◆ Entries ◆
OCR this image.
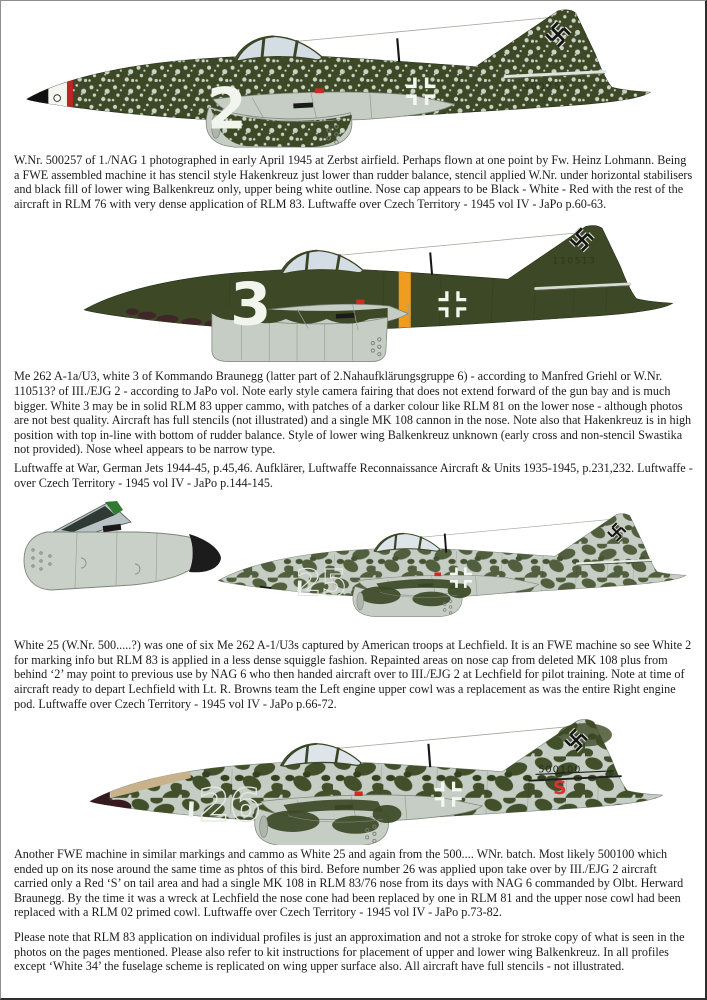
2	500257
W.Nr. 500257 of 1./NAG 1 photographed in early April 1945 at Zerbst airfield. Perhaps flown at one point by Fw. Heinz Lohmann. Being a FWE assembled machine it has stencil style Hakenkreuz just lower than rudder balance, stencil applied W.Nr. under horizontal stabilisers and black fill of lower wing Balkenkreuz only, upper being white outline. Nose cap appears to be Black - White - Red with the rest of the aircraft in RLM 76 with very dense application of RLM 83. Luftwaffe over Czech Territory - 1945 vol IV - JaPo p.60-63.
3
110513
Me 262 A-1a/U3, white 3 of Kommando Braunegg (latter part of 2.Nahaufklärungsgruppe 6) - according to Manfred Griehl or W.Nr. 110513? of III./EJG 2 - according to JaPo vol. Note early style camera fairing that does not extend forward of the gun bay and is much bigger. White 3 may be in solid RLM 83 upper cammo, with patches of a darker colour like RLM 81 on the lower nose - although photos are not best quality. Aircraft has full stencils (not illustrated) and a single MK 108 cannon in the nose. Note also that Hakenkreuz is in high position with top in-line with bottom of rudder balance. Style of lower wing Balkenkreuz unknown (early cross and non-stencil Swastika not provided). Nose wheel appears to be narrow type.
Luftwaffe at War, German Jets 1944-45, p.45,46. Aufklärer, Luftwaffe Reconnaissance Aircraft & Units 1935-1945, p.231,232. Luftwaffe - over Czech Territory - 1945 vol IV - JaPo p.144-145.
25
White 25 (W.Nr. 500.....?) was one of six Me 262 A-1/U3s captured by American troops at Lechfield. It is an FWE machine so see White 2 for marking info but RLM 83 is applied in a less dense squiggle fashion. Repainted areas on nose cap from deleted MK 108 plus from behind ‘2’ may point to previous use by NAG 6 who then handed aircraft over to III./EJG 2 at Lechfield for pilot training. Note at time of aircraft ready to depart Lechfield with Lt. R. Browns team the Left engine upper cowl was a replacement as was the entire Right engine pod. Luftwaffe over Czech Territory - 1945 vol IV - JaPo p.66-72.
26
500100
S
Another FWE machine in similar markings and cammo as White 25 and again from the 500.... WNr. batch. Most likely 500100 which ended up on its nose around the same time as phtos of this bird. Before number 26 was applied upon take over by III./EJG 2 aircraft carried only a Red ‘S’ on tail area and had a single MK 108 in RLM 83/76 nose from its days with NAG 6 commanded by Olbt. Herward Braunegg. By the time it was a wreck at Lechfield the nose cone had been replaced by one in RLM 81 and the upper nose cowl had been replaced with a RLM 02 primed cowl. Luftwaffe over Czech Territory - 1945 vol IV - JaPo p.73-82.
Please note that RLM 83 application on individual profiles is just an approximation and not a stroke for stroke copy of what is seen in the photos on the pages mentioned. Please also refer to kit instructions for placement of upper and lower wing Balkenkreuz. In all profiles except ‘White 34’ the fuselage scheme is replicated on wing upper surface also. All aircraft have full stencils - not illustrated.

◆ Task brief ◆
Using the listing above, show every line that includes the string "this".

◆ Complete response ◆
OCR this image.
Another FWE machine in similar markings and cammo as White 25 and again from the 500.... WNr. batch. Most likely 500100 which ended up on its nose around the same time as phtos of this bird. Before number 26 was applied upon take over by III./EJG 2 aircraft carried only a Red ‘S’ on tail area and had a single MK 108 in RLM 83/76 nose from its days with NAG 6 commanded by Olbt. Herward Braunegg. By the time it was a wreck at Lechfield the nose cone had been replaced by one in RLM 81 and the upper nose cowl had been replaced with a RLM 02 primed cowl. Luftwaffe over Czech Territory - 1945 vol IV - JaPo p.73-82.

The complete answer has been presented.